## REQUIREMENT
In how many lines of the data does the word "года" appear? Give the number by itself.

[A block of data]
....................

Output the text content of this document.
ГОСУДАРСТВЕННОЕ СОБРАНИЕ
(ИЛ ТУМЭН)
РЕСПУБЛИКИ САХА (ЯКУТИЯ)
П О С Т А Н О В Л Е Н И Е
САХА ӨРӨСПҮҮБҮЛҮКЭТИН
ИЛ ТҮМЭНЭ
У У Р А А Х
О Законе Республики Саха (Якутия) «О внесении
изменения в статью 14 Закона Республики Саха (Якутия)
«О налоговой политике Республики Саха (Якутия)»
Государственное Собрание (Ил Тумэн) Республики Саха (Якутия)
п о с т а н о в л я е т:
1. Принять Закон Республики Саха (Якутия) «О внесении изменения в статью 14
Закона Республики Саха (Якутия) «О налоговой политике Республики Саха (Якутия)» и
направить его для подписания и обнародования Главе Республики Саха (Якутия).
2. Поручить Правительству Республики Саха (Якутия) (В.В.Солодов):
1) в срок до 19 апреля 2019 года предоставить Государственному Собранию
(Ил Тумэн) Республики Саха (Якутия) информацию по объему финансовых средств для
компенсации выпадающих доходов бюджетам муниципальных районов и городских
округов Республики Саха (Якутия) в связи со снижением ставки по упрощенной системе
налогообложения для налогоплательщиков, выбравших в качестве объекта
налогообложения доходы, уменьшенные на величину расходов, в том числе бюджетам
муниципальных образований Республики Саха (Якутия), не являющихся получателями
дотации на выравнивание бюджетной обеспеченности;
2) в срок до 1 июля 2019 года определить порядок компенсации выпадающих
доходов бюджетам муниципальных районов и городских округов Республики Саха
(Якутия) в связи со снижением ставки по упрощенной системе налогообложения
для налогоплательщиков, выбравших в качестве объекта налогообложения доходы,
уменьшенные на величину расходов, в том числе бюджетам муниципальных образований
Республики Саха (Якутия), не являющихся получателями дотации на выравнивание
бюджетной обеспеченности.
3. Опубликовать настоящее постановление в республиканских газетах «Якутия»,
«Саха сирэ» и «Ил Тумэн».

....................

## RESPONSE TO THE EXERCISE
2